* What is being asked *
Your copy of the data should match it exactly, except that the pictures are gone.

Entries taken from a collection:
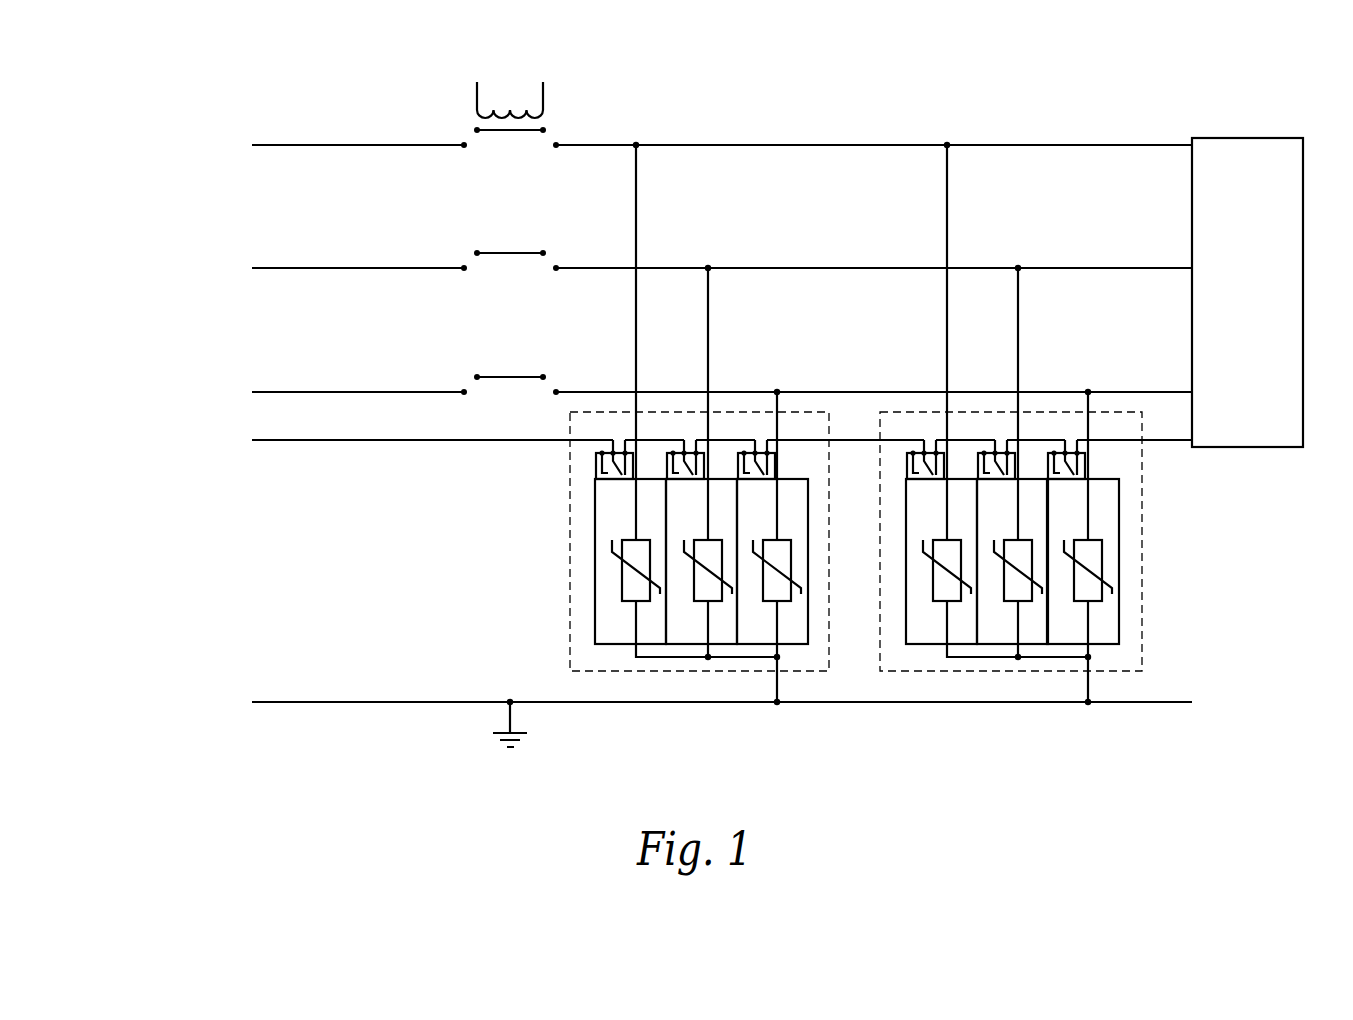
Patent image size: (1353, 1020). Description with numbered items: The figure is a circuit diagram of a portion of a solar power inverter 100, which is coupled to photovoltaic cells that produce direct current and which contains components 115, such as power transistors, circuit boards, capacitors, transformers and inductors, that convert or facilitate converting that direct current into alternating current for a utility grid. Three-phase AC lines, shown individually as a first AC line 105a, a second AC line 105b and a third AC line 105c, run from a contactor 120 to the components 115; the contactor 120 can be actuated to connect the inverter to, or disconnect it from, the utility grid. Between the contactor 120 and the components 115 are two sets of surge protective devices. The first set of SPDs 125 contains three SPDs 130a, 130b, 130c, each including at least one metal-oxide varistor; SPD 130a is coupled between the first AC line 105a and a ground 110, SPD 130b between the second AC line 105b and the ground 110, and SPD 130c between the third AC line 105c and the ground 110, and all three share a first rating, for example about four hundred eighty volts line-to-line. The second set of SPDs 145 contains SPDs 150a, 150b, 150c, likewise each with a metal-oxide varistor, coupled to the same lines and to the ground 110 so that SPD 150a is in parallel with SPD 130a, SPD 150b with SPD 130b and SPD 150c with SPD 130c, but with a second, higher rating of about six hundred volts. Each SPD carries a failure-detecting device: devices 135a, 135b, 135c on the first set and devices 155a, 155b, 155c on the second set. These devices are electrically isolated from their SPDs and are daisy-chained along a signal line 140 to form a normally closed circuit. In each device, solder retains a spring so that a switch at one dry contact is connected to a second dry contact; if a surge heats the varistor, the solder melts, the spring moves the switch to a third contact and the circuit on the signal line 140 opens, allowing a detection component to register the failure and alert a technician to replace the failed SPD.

The solar power inverter 100 is at (851, 748).
The first AC line 105a is at (215, 146).
The second AC line 105b is at (215, 270).
The third AC line 105c is at (215, 394).
The ground 110 is at (205, 703).
The components 115 is at (1240, 138).
The contactor 120 is at (544, 98).
The first set of surge protective devices 125 is at (568, 598).
The surge protective device 130a is at (613, 644).
The surge protective device 130b is at (693, 644).
The surge protective device 130c is at (800, 644).
The device 135a is at (594, 466).
The device 135b is at (705, 462).
The device 135c is at (776, 462).
The signal line 140 is at (182, 441).
The second set of surge protective devices 145 is at (1143, 598).
The surge protective device 150a is at (924, 644).
The surge protective device 150b is at (1004, 644).
The surge protective device 150c is at (1111, 644).
The device 155a is at (905, 466).
The device 155b is at (1016, 462).
The device 155c is at (1086, 462).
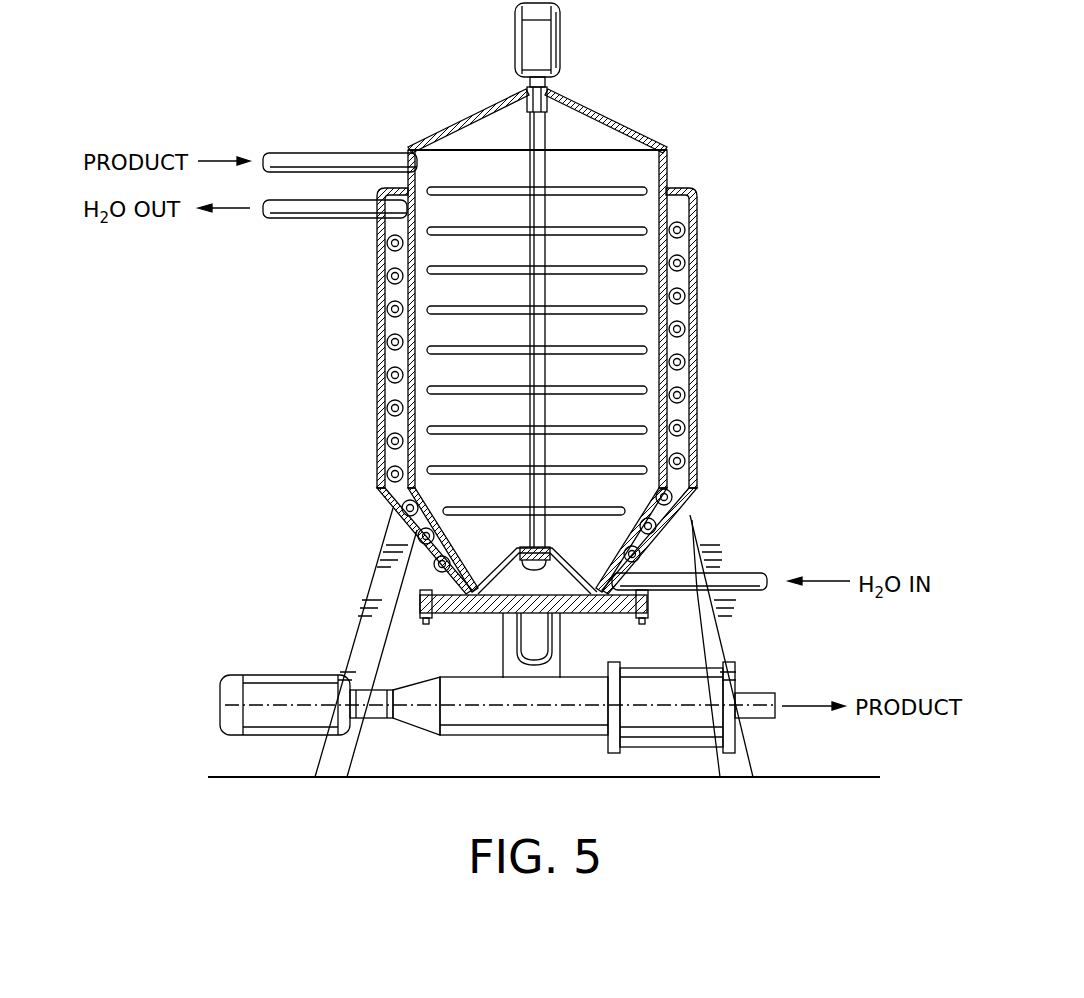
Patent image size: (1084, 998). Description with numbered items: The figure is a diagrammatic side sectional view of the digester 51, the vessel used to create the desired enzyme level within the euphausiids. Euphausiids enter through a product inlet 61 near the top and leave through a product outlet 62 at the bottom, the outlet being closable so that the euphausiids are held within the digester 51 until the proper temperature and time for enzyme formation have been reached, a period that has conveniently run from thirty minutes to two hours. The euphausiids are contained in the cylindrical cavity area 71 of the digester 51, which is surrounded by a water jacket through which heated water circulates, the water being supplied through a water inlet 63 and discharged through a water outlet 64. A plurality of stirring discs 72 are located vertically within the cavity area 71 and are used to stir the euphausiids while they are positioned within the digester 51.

The digester 51 is at (724, 263).
The product inlet 61 is at (340, 152).
The product outlet 62 is at (560, 656).
The water inlet 63 is at (726, 572).
The water outlet 64 is at (342, 220).
The cylindrical cavity area 71 is at (630, 405).
The stirring discs 72 is at (627, 317).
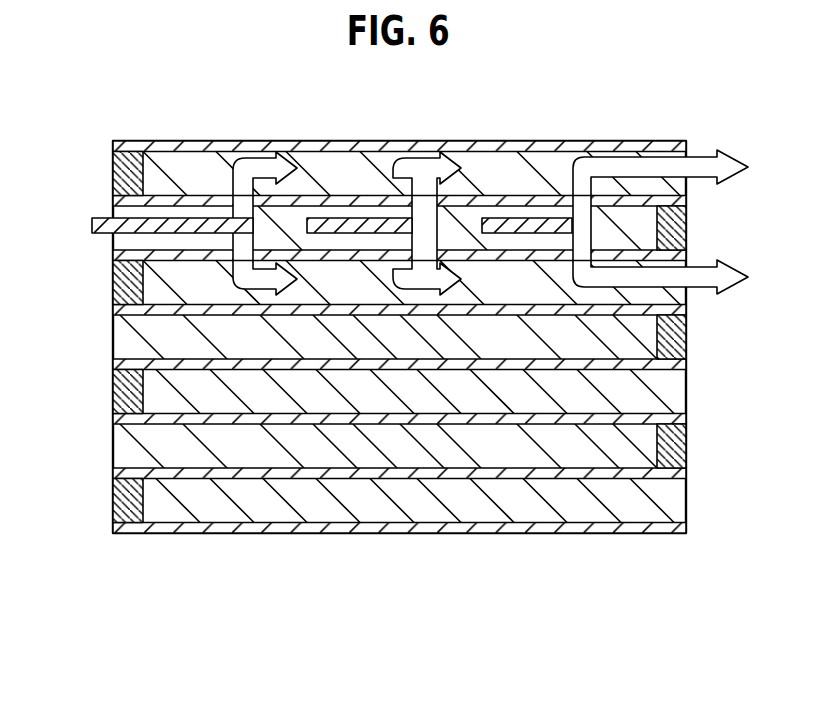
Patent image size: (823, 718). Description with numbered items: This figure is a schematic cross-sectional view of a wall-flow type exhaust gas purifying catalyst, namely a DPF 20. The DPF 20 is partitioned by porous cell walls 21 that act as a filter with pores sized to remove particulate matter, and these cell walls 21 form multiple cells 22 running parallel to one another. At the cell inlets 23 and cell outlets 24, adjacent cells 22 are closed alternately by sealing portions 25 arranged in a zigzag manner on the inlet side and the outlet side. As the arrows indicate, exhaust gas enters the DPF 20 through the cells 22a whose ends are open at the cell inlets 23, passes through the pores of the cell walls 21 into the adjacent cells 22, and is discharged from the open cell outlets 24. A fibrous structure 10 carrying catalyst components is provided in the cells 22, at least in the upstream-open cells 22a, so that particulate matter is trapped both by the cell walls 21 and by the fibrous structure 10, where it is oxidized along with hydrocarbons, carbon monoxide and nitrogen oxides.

The fibrous structure 10 is at (217, 440).
The DPF 20 is at (442, 535).
The cell walls 21 is at (479, 139).
The cells 22 is at (320, 184).
The cells having open ends provided upstream 22a is at (115, 243).
The cell inlets 23 is at (113, 286).
The cell outlets 24 is at (687, 340).
The sealing portions 25 is at (115, 170).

* Response below *
Patent image size: (1353, 1020). Description with numbered items: The figure is a circuit diagram of a portion of a solar power inverter 100, which is coupled to photovoltaic cells that produce direct current and which contains components 115, such as power transistors, circuit boards, capacitors, transformers and inductors, that convert or facilitate converting that direct current into alternating current for a utility grid. Three-phase AC lines, shown individually as a first AC line 105a, a second AC line 105b and a third AC line 105c, run from a contactor 120 to the components 115; the contactor 120 can be actuated to connect the inverter to, or disconnect it from, the utility grid. Between the contactor 120 and the components 115 are two sets of surge protective devices. The first set of SPDs 125 contains three SPDs 130a, 130b, 130c, each including at least one metal-oxide varistor; SPD 130a is coupled between the first AC line 105a and a ground 110, SPD 130b between the second AC line 105b and the ground 110, and SPD 130c between the third AC line 105c and the ground 110, and all three share a first rating, for example about four hundred eighty volts line-to-line. The second set of SPDs 145 contains SPDs 150a, 150b, 150c, likewise each with a metal-oxide varistor, coupled to the same lines and to the ground 110 so that SPD 150a is in parallel with SPD 130a, SPD 150b with SPD 130b and SPD 150c with SPD 130c, but with a second, higher rating of about six hundred volts. Each SPD carries a failure-detecting device: devices 135a, 135b, 135c on the first set and devices 155a, 155b, 155c on the second set. These devices are electrically isolated from their SPDs and are daisy-chained along a signal line 140 to form a normally closed circuit. In each device, solder retains a spring so that a switch at one dry contact is connected to a second dry contact; if a surge heats the varistor, the solder melts, the spring moves the switch to a third contact and the circuit on the signal line 140 opens, allowing a detection component to register the failure and alert a technician to replace the failed SPD.

The solar power inverter 100 is at (851, 748).
The first AC line 105a is at (215, 146).
The second AC line 105b is at (215, 270).
The third AC line 105c is at (215, 394).
The ground 110 is at (205, 703).
The components 115 is at (1240, 138).
The contactor 120 is at (544, 98).
The first set of surge protective devices 125 is at (568, 598).
The surge protective device 130a is at (613, 644).
The surge protective device 130b is at (693, 644).
The surge protective device 130c is at (800, 644).
The device 135a is at (594, 466).
The device 135b is at (705, 462).
The device 135c is at (776, 462).
The signal line 140 is at (182, 441).
The second set of surge protective devices 145 is at (1143, 598).
The surge protective device 150a is at (924, 644).
The surge protective device 150b is at (1004, 644).
The surge protective device 150c is at (1111, 644).
The device 155a is at (905, 466).
The device 155b is at (1016, 462).
The device 155c is at (1086, 462).
Patent image size: (1084, 998). Description with numbered items: The figure is a diagrammatic side sectional view of the digester 51, the vessel used to create the desired enzyme level within the euphausiids. Euphausiids enter through a product inlet 61 near the top and leave through a product outlet 62 at the bottom, the outlet being closable so that the euphausiids are held within the digester 51 until the proper temperature and time for enzyme formation have been reached, a period that has conveniently run from thirty minutes to two hours. The euphausiids are contained in the cylindrical cavity area 71 of the digester 51, which is surrounded by a water jacket through which heated water circulates, the water being supplied through a water inlet 63 and discharged through a water outlet 64. A plurality of stirring discs 72 are located vertically within the cavity area 71 and are used to stir the euphausiids while they are positioned within the digester 51.

The digester 51 is at (724, 263).
The product inlet 61 is at (340, 152).
The product outlet 62 is at (560, 656).
The water inlet 63 is at (726, 572).
The water outlet 64 is at (342, 220).
The cylindrical cavity area 71 is at (630, 405).
The stirring discs 72 is at (627, 317).
Patent image size: (823, 718). Description with numbered items: This figure is a schematic cross-sectional view of a wall-flow type exhaust gas purifying catalyst, namely a DPF 20. The DPF 20 is partitioned by porous cell walls 21 that act as a filter with pores sized to remove particulate matter, and these cell walls 21 form multiple cells 22 running parallel to one another. At the cell inlets 23 and cell outlets 24, adjacent cells 22 are closed alternately by sealing portions 25 arranged in a zigzag manner on the inlet side and the outlet side. As the arrows indicate, exhaust gas enters the DPF 20 through the cells 22a whose ends are open at the cell inlets 23, passes through the pores of the cell walls 21 into the adjacent cells 22, and is discharged from the open cell outlets 24. A fibrous structure 10 carrying catalyst components is provided in the cells 22, at least in the upstream-open cells 22a, so that particulate matter is trapped both by the cell walls 21 and by the fibrous structure 10, where it is oxidized along with hydrocarbons, carbon monoxide and nitrogen oxides.

The fibrous structure 10 is at (217, 440).
The DPF 20 is at (442, 535).
The cell walls 21 is at (479, 139).
The cells 22 is at (320, 184).
The cells having open ends provided upstream 22a is at (115, 243).
The cell inlets 23 is at (113, 286).
The cell outlets 24 is at (687, 340).
The sealing portions 25 is at (115, 170).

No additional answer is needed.